[Data records]
-=-=-=-=-

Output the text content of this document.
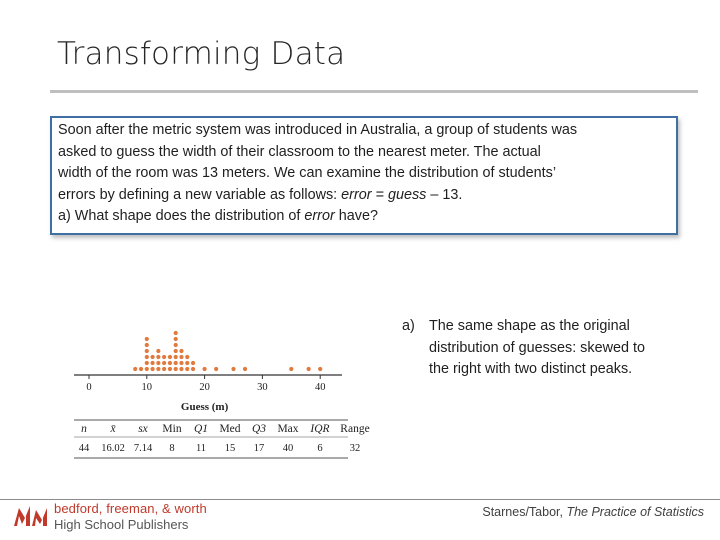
Transforming Data

Soon after the metric system was introduced in Australia, a group of students was

asked to guess the width of their classroom to the nearest meter. The actual

width of the room was 13 meters. We can examine the distribution of students’

errors by defining a new variable as follows: error = guess – 13.

a) What shape does the distribution of error have?

0	10	20	30	40
Guess (m)
n x̄ sx Min Q1 Med Q3 Max IQR Range
44 16.02 7.14 8 11 15 17 40 6	32
a) The same shape as the original
distribution of guesses: skewed to
the right with two distinct peaks.
bedford, freeman, & worth
High School Publishers
Starnes/Tabor, The Practice of Statistics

-=-=-=-=-

The records above are to be reproduced exactly; the pictures are to be left out.

__In response__
Output the text content of this document.
Transforming Data

Soon after the metric system was introduced in Australia, a group of students was

asked to guess the width of their classroom to the nearest meter. The actual

width of the room was 13 meters. We can examine the distribution of students’

errors by defining a new variable as follows: error = guess – 13.

a) What shape does the distribution of error have?

0	10	20	30	40
Guess (m)
n x̄ sx Min Q1 Med Q3 Max IQR Range
44 16.02 7.14 8 11 15 17 40 6	32
a) The same shape as the original
distribution of guesses: skewed to
the right with two distinct peaks.
bedford, freeman, & worth
High School Publishers
Starnes/Tabor, The Practice of Statistics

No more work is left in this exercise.